[Figure content listings]
- - - - -

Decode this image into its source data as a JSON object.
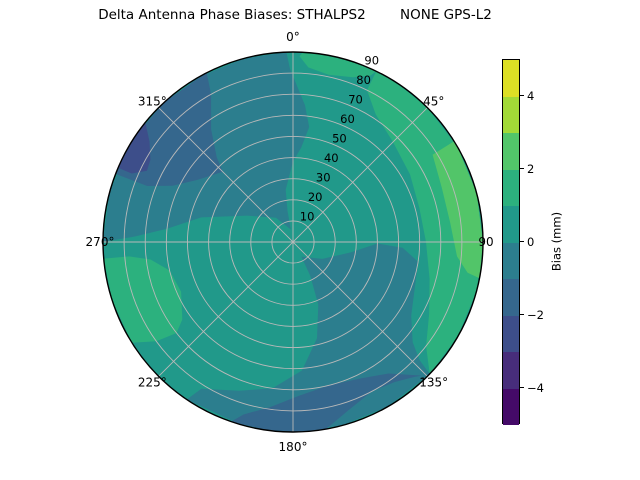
{
  "title": "Delta Antenna Phase Biases: STHALPS2        NONE GPS-L2",
  "chart_data": {
    "type": "heatmap",
    "subtype": "polar_filled_contour_skyplot",
    "title": "Delta Antenna Phase Biases: STHALPS2        NONE GPS-L2",
    "theta_convention": "0 at top, increasing clockwise, degrees",
    "theta_tick_labels": [
      {
        "angle": 0,
        "label": "0°"
      },
      {
        "angle": 45,
        "label": "45°"
      },
      {
        "angle": 90,
        "label": "90"
      },
      {
        "angle": 135,
        "label": "135°"
      },
      {
        "angle": 180,
        "label": "180°"
      },
      {
        "angle": 225,
        "label": "225°"
      },
      {
        "angle": 270,
        "label": "270°"
      },
      {
        "angle": 315,
        "label": "315°"
      }
    ],
    "r_ticks": [
      10,
      20,
      30,
      40,
      50,
      60,
      70,
      80,
      90
    ],
    "r_max": 90,
    "r_label_angle": 22.5,
    "grid": true,
    "grid_color": "#b9b9b9",
    "outline_color": "#000000",
    "colorbar": {
      "label": "Bias (mm)",
      "vmin": -5,
      "vmax": 5,
      "tick_values": [
        4,
        2,
        0,
        -2,
        -4
      ],
      "tick_labels": [
        "4",
        "2",
        "0",
        "−2",
        "−4"
      ],
      "position": "right",
      "bands": [
        {
          "from": -5,
          "to": -4,
          "color": "#440a68"
        },
        {
          "from": -4,
          "to": -3,
          "color": "#472d7b"
        },
        {
          "from": -3,
          "to": -2,
          "color": "#3d4e8a"
        },
        {
          "from": -2,
          "to": -1,
          "color": "#35678d"
        },
        {
          "from": -1,
          "to": 0,
          "color": "#2c7e8e"
        },
        {
          "from": 0,
          "to": 1,
          "color": "#21998a"
        },
        {
          "from": 1,
          "to": 2,
          "color": "#2cb17e"
        },
        {
          "from": 2,
          "to": 3,
          "color": "#52c569"
        },
        {
          "from": 3,
          "to": 4,
          "color": "#a2da37"
        },
        {
          "from": 4,
          "to": 5,
          "color": "#dde025"
        }
      ]
    },
    "base_band": {
      "range": [
        0,
        1
      ],
      "color": "#21998a"
    },
    "contour_regions": [
      {
        "name": "dark-teal-north-west",
        "band": [
          -1,
          0
        ],
        "color": "#2c7e8e",
        "points": [
          [
            -10,
            6
          ],
          [
            -35,
            14
          ],
          [
            -60,
            25
          ],
          [
            -75,
            45
          ],
          [
            -84,
            60
          ],
          [
            -88,
            75
          ],
          [
            -90,
            90
          ],
          [
            -75,
            90
          ],
          [
            -60,
            90
          ],
          [
            -45,
            90
          ],
          [
            -30,
            90
          ],
          [
            -15,
            90
          ],
          [
            -2,
            90
          ],
          [
            -1,
            82
          ],
          [
            5,
            65
          ],
          [
            8,
            55
          ],
          [
            5,
            45
          ],
          [
            0,
            38
          ],
          [
            -8,
            25
          ],
          [
            -10,
            15
          ]
        ]
      },
      {
        "name": "dark-teal-south-east",
        "band": [
          -1,
          0
        ],
        "color": "#2c7e8e",
        "points": [
          [
            150,
            8
          ],
          [
            120,
            16
          ],
          [
            100,
            28
          ],
          [
            91,
            40
          ],
          [
            93,
            52
          ],
          [
            99,
            60
          ],
          [
            112,
            62
          ],
          [
            122,
            66
          ],
          [
            130,
            74
          ],
          [
            133,
            82
          ],
          [
            134,
            90
          ],
          [
            150,
            90
          ],
          [
            165,
            90
          ],
          [
            180,
            90
          ],
          [
            196,
            90
          ],
          [
            214,
            90
          ],
          [
            212,
            82
          ],
          [
            200,
            75
          ],
          [
            188,
            70
          ],
          [
            176,
            61
          ],
          [
            166,
            47
          ],
          [
            158,
            32
          ],
          [
            153,
            18
          ]
        ]
      },
      {
        "name": "green-east-rim-band",
        "band": [
          1,
          2
        ],
        "color": "#2cb17e",
        "points": [
          [
            26,
            80
          ],
          [
            33,
            72
          ],
          [
            45,
            67
          ],
          [
            60,
            64
          ],
          [
            75,
            62
          ],
          [
            90,
            63
          ],
          [
            105,
            67
          ],
          [
            118,
            73
          ],
          [
            128,
            80
          ],
          [
            134,
            90
          ],
          [
            120,
            90
          ],
          [
            105,
            90
          ],
          [
            90,
            90
          ],
          [
            75,
            90
          ],
          [
            60,
            90
          ],
          [
            45,
            90
          ],
          [
            33,
            90
          ],
          [
            26,
            90
          ]
        ]
      },
      {
        "name": "green-north-rim-sliver",
        "band": [
          1,
          2
        ],
        "color": "#2cb17e",
        "points": [
          [
            2,
            88
          ],
          [
            5,
            83
          ],
          [
            12,
            81
          ],
          [
            20,
            83
          ],
          [
            25,
            87
          ],
          [
            26,
            90
          ],
          [
            18,
            90
          ],
          [
            10,
            90
          ],
          [
            3,
            90
          ]
        ]
      },
      {
        "name": "bright-green-east-strip",
        "band": [
          2,
          3
        ],
        "color": "#52c569",
        "points": [
          [
            58,
            78
          ],
          [
            70,
            75
          ],
          [
            83,
            75
          ],
          [
            95,
            78
          ],
          [
            100,
            84
          ],
          [
            101,
            90
          ],
          [
            90,
            90
          ],
          [
            75,
            90
          ],
          [
            60,
            90
          ],
          [
            58,
            90
          ]
        ]
      },
      {
        "name": "green-south-west-patch",
        "band": [
          1,
          2
        ],
        "color": "#2cb17e",
        "points": [
          [
            235,
            64
          ],
          [
            246,
            58
          ],
          [
            257,
            60
          ],
          [
            263,
            68
          ],
          [
            265,
            78
          ],
          [
            265,
            90
          ],
          [
            252,
            90
          ],
          [
            238,
            90
          ],
          [
            234,
            80
          ],
          [
            232,
            70
          ]
        ]
      },
      {
        "name": "steel-blue-north-west-patch",
        "band": [
          -2,
          -1
        ],
        "color": "#35678d",
        "points": [
          [
            315,
            47
          ],
          [
            303,
            54
          ],
          [
            295,
            63
          ],
          [
            291,
            74
          ],
          [
            291,
            90
          ],
          [
            305,
            90
          ],
          [
            318,
            90
          ],
          [
            333,
            90
          ],
          [
            331,
            80
          ],
          [
            324,
            66
          ],
          [
            318,
            54
          ]
        ]
      },
      {
        "name": "indigo-north-west-sliver",
        "band": [
          -3,
          -2
        ],
        "color": "#3d4e8a",
        "points": [
          [
            296,
            77
          ],
          [
            293,
            83
          ],
          [
            293,
            90
          ],
          [
            302,
            90
          ],
          [
            309,
            90
          ],
          [
            305,
            83
          ],
          [
            300,
            78
          ]
        ]
      },
      {
        "name": "steel-blue-south-arc",
        "band": [
          -2,
          -1
        ],
        "color": "#35678d",
        "points": [
          [
            136,
            88
          ],
          [
            144,
            77
          ],
          [
            154,
            72
          ],
          [
            166,
            70
          ],
          [
            178,
            73
          ],
          [
            188,
            79
          ],
          [
            196,
            85
          ],
          [
            199,
            90
          ],
          [
            188,
            90
          ],
          [
            178,
            90
          ],
          [
            170,
            90
          ],
          [
            162,
            84
          ],
          [
            152,
            80
          ],
          [
            144,
            82
          ],
          [
            138,
            86
          ]
        ]
      }
    ]
  }
}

- - - - -

» **WHAT THE EXERCISE ASKS**
Quote all the lines above exactly as given. Do not include the pictures.

» **SOLUTION TO THIS PROBLEM**
Decode this image into its source data as a JSON object.
{
  "title": "Delta Antenna Phase Biases: STHALPS2        NONE GPS-L2",
  "chart_data": {
    "type": "heatmap",
    "subtype": "polar_filled_contour_skyplot",
    "title": "Delta Antenna Phase Biases: STHALPS2        NONE GPS-L2",
    "theta_convention": "0 at top, increasing clockwise, degrees",
    "theta_tick_labels": [
      {
        "angle": 0,
        "label": "0°"
      },
      {
        "angle": 45,
        "label": "45°"
      },
      {
        "angle": 90,
        "label": "90"
      },
      {
        "angle": 135,
        "label": "135°"
      },
      {
        "angle": 180,
        "label": "180°"
      },
      {
        "angle": 225,
        "label": "225°"
      },
      {
        "angle": 270,
        "label": "270°"
      },
      {
        "angle": 315,
        "label": "315°"
      }
    ],
    "r_ticks": [
      10,
      20,
      30,
      40,
      50,
      60,
      70,
      80,
      90
    ],
    "r_max": 90,
    "r_label_angle": 22.5,
    "grid": true,
    "grid_color": "#b9b9b9",
    "outline_color": "#000000",
    "colorbar": {
      "label": "Bias (mm)",
      "vmin": -5,
      "vmax": 5,
      "tick_values": [
        4,
        2,
        0,
        -2,
        -4
      ],
      "tick_labels": [
        "4",
        "2",
        "0",
        "−2",
        "−4"
      ],
      "position": "right",
      "bands": [
        {
          "from": -5,
          "to": -4,
          "color": "#440a68"
        },
        {
          "from": -4,
          "to": -3,
          "color": "#472d7b"
        },
        {
          "from": -3,
          "to": -2,
          "color": "#3d4e8a"
        },
        {
          "from": -2,
          "to": -1,
          "color": "#35678d"
        },
        {
          "from": -1,
          "to": 0,
          "color": "#2c7e8e"
        },
        {
          "from": 0,
          "to": 1,
          "color": "#21998a"
        },
        {
          "from": 1,
          "to": 2,
          "color": "#2cb17e"
        },
        {
          "from": 2,
          "to": 3,
          "color": "#52c569"
        },
        {
          "from": 3,
          "to": 4,
          "color": "#a2da37"
        },
        {
          "from": 4,
          "to": 5,
          "color": "#dde025"
        }
      ]
    },
    "base_band": {
      "range": [
        0,
        1
      ],
      "color": "#21998a"
    },
    "contour_regions": [
      {
        "name": "dark-teal-north-west",
        "band": [
          -1,
          0
        ],
        "color": "#2c7e8e",
        "points": [
          [
            -10,
            6
          ],
          [
            -35,
            14
          ],
          [
            -60,
            25
          ],
          [
            -75,
            45
          ],
          [
            -84,
            60
          ],
          [
            -88,
            75
          ],
          [
            -90,
            90
          ],
          [
            -75,
            90
          ],
          [
            -60,
            90
          ],
          [
            -45,
            90
          ],
          [
            -30,
            90
          ],
          [
            -15,
            90
          ],
          [
            -2,
            90
          ],
          [
            -1,
            82
          ],
          [
            5,
            65
          ],
          [
            8,
            55
          ],
          [
            5,
            45
          ],
          [
            0,
            38
          ],
          [
            -8,
            25
          ],
          [
            -10,
            15
          ]
        ]
      },
      {
        "name": "dark-teal-south-east",
        "band": [
          -1,
          0
        ],
        "color": "#2c7e8e",
        "points": [
          [
            150,
            8
          ],
          [
            120,
            16
          ],
          [
            100,
            28
          ],
          [
            91,
            40
          ],
          [
            93,
            52
          ],
          [
            99,
            60
          ],
          [
            112,
            62
          ],
          [
            122,
            66
          ],
          [
            130,
            74
          ],
          [
            133,
            82
          ],
          [
            134,
            90
          ],
          [
            150,
            90
          ],
          [
            165,
            90
          ],
          [
            180,
            90
          ],
          [
            196,
            90
          ],
          [
            214,
            90
          ],
          [
            212,
            82
          ],
          [
            200,
            75
          ],
          [
            188,
            70
          ],
          [
            176,
            61
          ],
          [
            166,
            47
          ],
          [
            158,
            32
          ],
          [
            153,
            18
          ]
        ]
      },
      {
        "name": "green-east-rim-band",
        "band": [
          1,
          2
        ],
        "color": "#2cb17e",
        "points": [
          [
            26,
            80
          ],
          [
            33,
            72
          ],
          [
            45,
            67
          ],
          [
            60,
            64
          ],
          [
            75,
            62
          ],
          [
            90,
            63
          ],
          [
            105,
            67
          ],
          [
            118,
            73
          ],
          [
            128,
            80
          ],
          [
            134,
            90
          ],
          [
            120,
            90
          ],
          [
            105,
            90
          ],
          [
            90,
            90
          ],
          [
            75,
            90
          ],
          [
            60,
            90
          ],
          [
            45,
            90
          ],
          [
            33,
            90
          ],
          [
            26,
            90
          ]
        ]
      },
      {
        "name": "green-north-rim-sliver",
        "band": [
          1,
          2
        ],
        "color": "#2cb17e",
        "points": [
          [
            2,
            88
          ],
          [
            5,
            83
          ],
          [
            12,
            81
          ],
          [
            20,
            83
          ],
          [
            25,
            87
          ],
          [
            26,
            90
          ],
          [
            18,
            90
          ],
          [
            10,
            90
          ],
          [
            3,
            90
          ]
        ]
      },
      {
        "name": "bright-green-east-strip",
        "band": [
          2,
          3
        ],
        "color": "#52c569",
        "points": [
          [
            58,
            78
          ],
          [
            70,
            75
          ],
          [
            83,
            75
          ],
          [
            95,
            78
          ],
          [
            100,
            84
          ],
          [
            101,
            90
          ],
          [
            90,
            90
          ],
          [
            75,
            90
          ],
          [
            60,
            90
          ],
          [
            58,
            90
          ]
        ]
      },
      {
        "name": "green-south-west-patch",
        "band": [
          1,
          2
        ],
        "color": "#2cb17e",
        "points": [
          [
            235,
            64
          ],
          [
            246,
            58
          ],
          [
            257,
            60
          ],
          [
            263,
            68
          ],
          [
            265,
            78
          ],
          [
            265,
            90
          ],
          [
            252,
            90
          ],
          [
            238,
            90
          ],
          [
            234,
            80
          ],
          [
            232,
            70
          ]
        ]
      },
      {
        "name": "steel-blue-north-west-patch",
        "band": [
          -2,
          -1
        ],
        "color": "#35678d",
        "points": [
          [
            315,
            47
          ],
          [
            303,
            54
          ],
          [
            295,
            63
          ],
          [
            291,
            74
          ],
          [
            291,
            90
          ],
          [
            305,
            90
          ],
          [
            318,
            90
          ],
          [
            333,
            90
          ],
          [
            331,
            80
          ],
          [
            324,
            66
          ],
          [
            318,
            54
          ]
        ]
      },
      {
        "name": "indigo-north-west-sliver",
        "band": [
          -3,
          -2
        ],
        "color": "#3d4e8a",
        "points": [
          [
            296,
            77
          ],
          [
            293,
            83
          ],
          [
            293,
            90
          ],
          [
            302,
            90
          ],
          [
            309,
            90
          ],
          [
            305,
            83
          ],
          [
            300,
            78
          ]
        ]
      },
      {
        "name": "steel-blue-south-arc",
        "band": [
          -2,
          -1
        ],
        "color": "#35678d",
        "points": [
          [
            136,
            88
          ],
          [
            144,
            77
          ],
          [
            154,
            72
          ],
          [
            166,
            70
          ],
          [
            178,
            73
          ],
          [
            188,
            79
          ],
          [
            196,
            85
          ],
          [
            199,
            90
          ],
          [
            188,
            90
          ],
          [
            178,
            90
          ],
          [
            170,
            90
          ],
          [
            162,
            84
          ],
          [
            152,
            80
          ],
          [
            144,
            82
          ],
          [
            138,
            86
          ]
        ]
      }
    ]
  }
}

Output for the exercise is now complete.